======== MATERIAL FOR THIS TASK
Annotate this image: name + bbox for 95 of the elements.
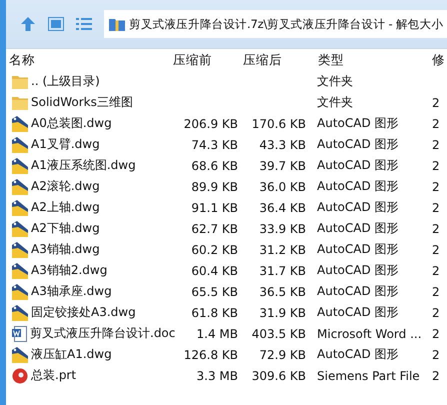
modified-cell: 2 (432, 200, 440, 214)
size-cell-text: 206.9 KB (182, 116, 238, 130)
size-cell-text: 1.4 MB (196, 326, 238, 340)
folder-icon (12, 96, 28, 110)
type-cell-text: AutoCAD 图形 (316, 283, 400, 300)
packed-size-cell-text: 33.9 KB (258, 222, 306, 236)
modified-cell: 2 (432, 368, 440, 382)
modified-cell: 2 (432, 180, 440, 194)
type-cell-text: 文件夹 (316, 94, 354, 111)
modified-cell: 2 (432, 306, 440, 320)
packed-size-cell-text: 31.7 KB (258, 264, 306, 278)
word-document-icon (12, 326, 27, 342)
size-cell-text: 91.1 KB (190, 200, 238, 214)
column-header[interactable]: 名称 (6, 52, 167, 68)
file-name[interactable]: A2下轴.dwg (31, 220, 100, 237)
type-cell-text: AutoCAD 图形 (316, 199, 400, 216)
size-cell-text: 61.8 KB (190, 306, 238, 320)
size-cell-text: 3.3 MB (196, 368, 238, 382)
type-cell-text: AutoCAD 图形 (316, 178, 400, 195)
size-cell-text: 65.5 KB (190, 284, 238, 298)
size-cell-text: 68.6 KB (190, 158, 238, 172)
size-cell-text: 89.9 KB (190, 180, 238, 194)
type-cell-text: AutoCAD 图形 (316, 115, 400, 132)
packed-size-cell-text: 31.9 KB (258, 306, 306, 320)
modified-cell: 2 (432, 138, 440, 152)
packed-size-cell-text: 403.5 KB (250, 326, 306, 340)
modified-cell: 2 (432, 264, 440, 278)
modified-cell: 2 (432, 222, 440, 236)
drawing-file-icon (12, 158, 28, 174)
archive-folder-icon (109, 17, 125, 31)
packed-size-cell-text: 43.3 KB (258, 138, 306, 152)
list-view-icon[interactable] (76, 18, 92, 30)
window-icon[interactable] (48, 17, 64, 31)
size-cell-text: 62.7 KB (190, 222, 238, 236)
file-name[interactable]: A3销轴2.dwg (31, 262, 108, 279)
file-name[interactable]: A1叉臂.dwg (31, 136, 100, 153)
size-cell-text: 60.4 KB (190, 264, 238, 278)
file-name[interactable]: A1液压系统图.dwg (31, 157, 136, 174)
file-name[interactable]: A3轴承座.dwg (31, 283, 112, 300)
packed-size-cell-text: 39.7 KB (258, 158, 306, 172)
size-cell-text: 60.2 KB (190, 242, 238, 256)
column-header[interactable]: 压缩前 (167, 52, 237, 68)
modified-cell: 2 (432, 116, 440, 130)
type-cell-text: AutoCAD 图形 (316, 241, 400, 258)
packed-size-cell-text: 36.0 KB (258, 180, 306, 194)
drawing-file-icon (12, 136, 28, 152)
file-name[interactable]: .. (上级目录) (31, 73, 100, 90)
type-cell-text: AutoCAD 图形 (316, 157, 400, 174)
modified-cell: 2 (432, 96, 440, 110)
file-name[interactable]: A2滚轮.dwg (31, 178, 100, 195)
drawing-file-icon (12, 178, 28, 194)
modified-cell: 2 (432, 242, 440, 256)
file-name[interactable]: SolidWorks三维图 (31, 94, 133, 111)
type-cell-text: AutoCAD 图形 (316, 304, 400, 321)
packed-size-cell-text: 309.6 KB (250, 368, 306, 382)
drawing-file-icon (12, 200, 28, 216)
file-name[interactable]: A2上轴.dwg (31, 199, 100, 216)
packed-size-cell-text: 31.2 KB (258, 242, 306, 256)
part-file-icon (12, 368, 28, 384)
modified-cell: 2 (432, 284, 440, 298)
size-cell-text: 126.8 KB (182, 348, 238, 362)
up-arrow-icon[interactable] (20, 16, 36, 32)
packed-size-cell-text: 36.5 KB (258, 284, 306, 298)
drawing-file-icon (12, 346, 28, 362)
packed-size-cell-text: 170.6 KB (250, 116, 306, 130)
drawing-file-icon (12, 284, 28, 300)
drawing-file-icon (12, 304, 28, 320)
drawing-file-icon (12, 262, 28, 278)
file-name[interactable]: A0总装图.dwg (31, 115, 112, 132)
folder-icon (12, 74, 28, 88)
modified-cell: 2 (432, 348, 440, 362)
drawing-file-icon (12, 116, 28, 132)
type-cell-text: Microsoft Word ... (316, 326, 423, 340)
file-name[interactable]: 固定铰接处A3.dwg (31, 304, 136, 321)
type-cell-text: AutoCAD 图形 (316, 346, 400, 363)
modified-cell: 2 (432, 158, 440, 172)
column-header[interactable]: 类型 (307, 52, 432, 68)
type-cell-text: 文件夹 (316, 73, 354, 90)
file-name[interactable]: 剪叉式液压升降台设计.doc (30, 325, 176, 342)
size-cell-text: 74.3 KB (190, 138, 238, 152)
address-bar[interactable]: 剪叉式液压升降台设计.7z\剪叉式液压升降台设计 - 解包大小 (104, 10, 447, 38)
packed-size-cell-text: 72.9 KB (258, 348, 306, 362)
drawing-file-icon (12, 242, 28, 258)
drawing-file-icon (12, 220, 28, 236)
type-cell-text: Siemens Part File (316, 368, 421, 382)
type-cell-text: AutoCAD 图形 (316, 136, 400, 153)
packed-size-cell-text: 36.4 KB (258, 200, 306, 214)
file-name[interactable]: 总装.prt (31, 367, 76, 384)
column-header[interactable]: 压缩后 (237, 52, 307, 68)
column-header[interactable]: 修 (432, 52, 445, 68)
type-cell-text: AutoCAD 图形 (316, 220, 400, 237)
modified-cell: 2 (432, 326, 440, 340)
type-cell-text: AutoCAD 图形 (316, 262, 400, 279)
file-name[interactable]: A3销轴.dwg (31, 241, 100, 258)
file-name[interactable]: 液压缸A1.dwg (31, 346, 112, 363)
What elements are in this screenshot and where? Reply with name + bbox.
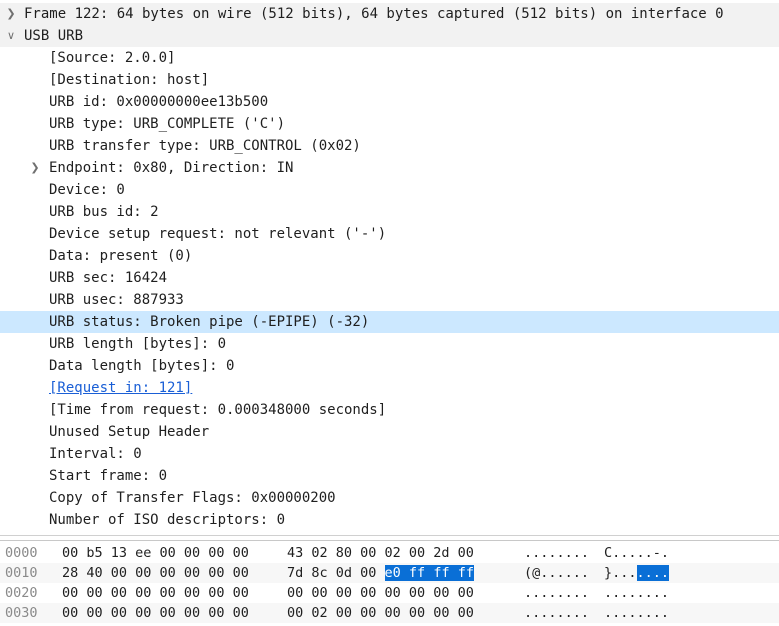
tree-row-label: Device: 0 (49, 182, 125, 198)
tree-row-label: Data: present (0) (49, 248, 193, 264)
tree-row-label: Device setup request: not relevant ('-') (49, 226, 387, 242)
ascii-group-2[interactable]: ........ (604, 603, 669, 623)
ascii-group-1[interactable]: ........ (524, 583, 589, 603)
packet-details-pane[interactable]: ❯ Frame 122: 64 bytes on wire (512 bits)… (0, 0, 779, 535)
ascii-group-2[interactable]: }....... (604, 563, 670, 583)
tree-row-label: URB bus id: 2 (49, 204, 159, 220)
tree-row-field[interactable]: Start frame: 0 (0, 465, 779, 487)
tree-row-field[interactable]: Device: 0 (0, 179, 779, 201)
tree-row-usb-urb[interactable]: ∨ USB URB (0, 25, 779, 47)
tree-row-field[interactable]: [Time from request: 0.000348000 seconds] (0, 399, 779, 421)
tree-row-field[interactable]: URB bus id: 2 (0, 201, 779, 223)
tree-row-label: URB sec: 16424 (49, 270, 168, 286)
packet-bytes-pane[interactable]: 0000 00 b5 13 ee 00 00 00 00 43 02 80 00 0… (0, 541, 779, 626)
byte-offset: 0000 (5, 545, 38, 561)
tree-row-label: URB type: URB_COMPLETE ('C') (49, 116, 286, 132)
tree-row-label: Frame 122: 64 bytes on wire (512 bits), … (24, 6, 724, 22)
expand-arrow-icon[interactable]: ❯ (3, 3, 19, 25)
tree-row-label: URB id: 0x00000000ee13b500 (49, 94, 269, 110)
tree-row-field[interactable]: [Source: 2.0.0] (0, 47, 779, 69)
ascii-group-1[interactable]: (@...... (524, 563, 589, 583)
tree-row-field[interactable]: URB length [bytes]: 0 (0, 333, 779, 355)
hex-bytes-group-1[interactable]: 00 00 00 00 00 00 00 00 (62, 603, 249, 623)
tree-row-label: Number of ISO descriptors: 0 (49, 512, 286, 528)
hex-row[interactable]: 0020 00 00 00 00 00 00 00 00 00 00 00 00 0… (0, 583, 779, 603)
ascii-chars[interactable]: ........ (604, 605, 669, 621)
tree-row-field[interactable]: URB usec: 887933 (0, 289, 779, 311)
hex-bytes-group-2[interactable]: 7d 8c 0d 00 e0 ff ff ff (287, 563, 474, 583)
tree-row-label: Endpoint: 0x80, Direction: IN (49, 160, 294, 176)
tree-row-label: URB length [bytes]: 0 (49, 336, 227, 352)
hex-bytes[interactable]: 00 00 00 00 00 00 00 00 (287, 585, 474, 601)
tree-row-label: URB transfer type: URB_CONTROL (0x02) (49, 138, 361, 154)
ascii-chars[interactable]: C.....-. (604, 545, 669, 561)
hex-bytes[interactable]: 00 02 00 00 00 00 00 00 (287, 605, 474, 621)
expand-arrow-icon[interactable]: ❯ (27, 157, 43, 179)
ascii-chars[interactable]: ........ (604, 585, 669, 601)
hex-bytes-highlighted[interactable]: e0 ff ff ff (384, 565, 474, 581)
tree-row-field[interactable]: ❯ Endpoint: 0x80, Direction: IN (0, 157, 779, 179)
ascii-group-1[interactable]: ........ (524, 603, 589, 623)
tree-row-label: Copy of Transfer Flags: 0x00000200 (49, 490, 336, 506)
tree-row-label: Interval: 0 (49, 446, 142, 462)
ascii-group-1[interactable]: ........ (524, 543, 589, 563)
request-in-link[interactable]: [Request in: 121] (49, 377, 192, 399)
tree-row-field[interactable]: URB transfer type: URB_CONTROL (0x02) (0, 135, 779, 157)
tree-row-field[interactable]: URB type: URB_COMPLETE ('C') (0, 113, 779, 135)
tree-row-field[interactable]: Number of ISO descriptors: 0 (0, 509, 779, 531)
hex-bytes-group-2[interactable]: 43 02 80 00 02 00 2d 00 (287, 543, 474, 563)
tree-row-field[interactable]: Unused Setup Header (0, 421, 779, 443)
hex-row[interactable]: 0000 00 b5 13 ee 00 00 00 00 43 02 80 00 0… (0, 543, 779, 563)
tree-row-field[interactable]: URB id: 0x00000000ee13b500 (0, 91, 779, 113)
tree-row-label: Data length [bytes]: 0 (49, 358, 235, 374)
tree-row-field[interactable]: Copy of Transfer Flags: 0x00000200 (0, 487, 779, 509)
ascii-chars[interactable]: }... (604, 565, 637, 581)
collapse-arrow-icon[interactable]: ∨ (3, 25, 19, 47)
tree-row-field[interactable]: Data length [bytes]: 0 (0, 355, 779, 377)
tree-row-field[interactable]: Device setup request: not relevant ('-') (0, 223, 779, 245)
byte-offset: 0030 (5, 605, 38, 621)
tree-row-label: URB status: Broken pipe (-EPIPE) (-32) (49, 314, 370, 330)
hex-bytes-group-1[interactable]: 28 40 00 00 00 00 00 00 (62, 563, 249, 583)
hex-bytes-group-2[interactable]: 00 00 00 00 00 00 00 00 (287, 583, 474, 603)
byte-offset: 0020 (5, 585, 38, 601)
tree-row-label: [Destination: host] (49, 72, 210, 88)
ascii-group-2[interactable]: C.....-. (604, 543, 669, 563)
tree-row-field[interactable]: [Request in: 121] (0, 377, 779, 399)
byte-offset: 0010 (5, 565, 38, 581)
tree-row-label: [Time from request: 0.000348000 seconds] (49, 402, 387, 418)
tree-row-label: [Source: 2.0.0] (49, 50, 176, 66)
hex-bytes[interactable]: 43 02 80 00 02 00 2d 00 (287, 545, 474, 561)
tree-row-label: USB URB (24, 28, 84, 44)
tree-row-label: Start frame: 0 (49, 468, 168, 484)
hex-row[interactable]: 0030 00 00 00 00 00 00 00 00 00 02 00 00 0… (0, 603, 779, 623)
hex-bytes-group-2[interactable]: 00 02 00 00 00 00 00 00 (287, 603, 474, 623)
tree-row-frame[interactable]: ❯ Frame 122: 64 bytes on wire (512 bits)… (0, 3, 779, 25)
tree-row-label: Unused Setup Header (49, 424, 210, 440)
hex-row[interactable]: 0010 28 40 00 00 00 00 00 00 7d 8c 0d 00 e… (0, 563, 779, 583)
hex-bytes[interactable]: 7d 8c 0d 00 (287, 565, 385, 581)
tree-row-field[interactable]: Interval: 0 (0, 443, 779, 465)
tree-row-field[interactable]: Data: present (0) (0, 245, 779, 267)
tree-row-label: URB usec: 887933 (49, 292, 184, 308)
tree-row-field[interactable]: URB sec: 16424 (0, 267, 779, 289)
hex-bytes-group-1[interactable]: 00 b5 13 ee 00 00 00 00 (62, 543, 249, 563)
ascii-group-2[interactable]: ........ (604, 583, 669, 603)
tree-row-field[interactable]: URB status: Broken pipe (-EPIPE) (-32) (0, 311, 779, 333)
ascii-chars-highlighted[interactable]: .... (636, 565, 670, 581)
hex-bytes-group-1[interactable]: 00 00 00 00 00 00 00 00 (62, 583, 249, 603)
tree-row-field[interactable]: [Destination: host] (0, 69, 779, 91)
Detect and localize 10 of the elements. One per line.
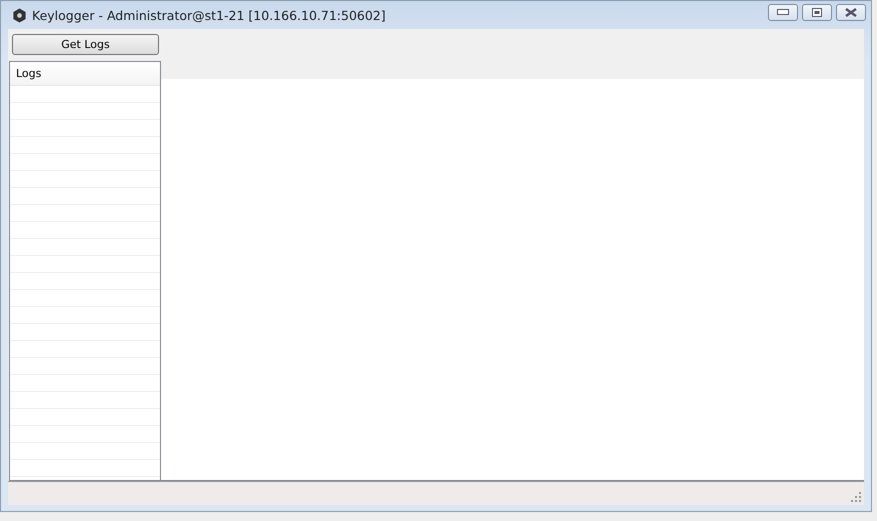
================
TASK INSTRUCTIONS:
Report only the number of lines in the records that contain the string "剪叉式液压升降台设计", treating uppercase and lowercase as distinct.

RESULT FOR THIS TASK:
2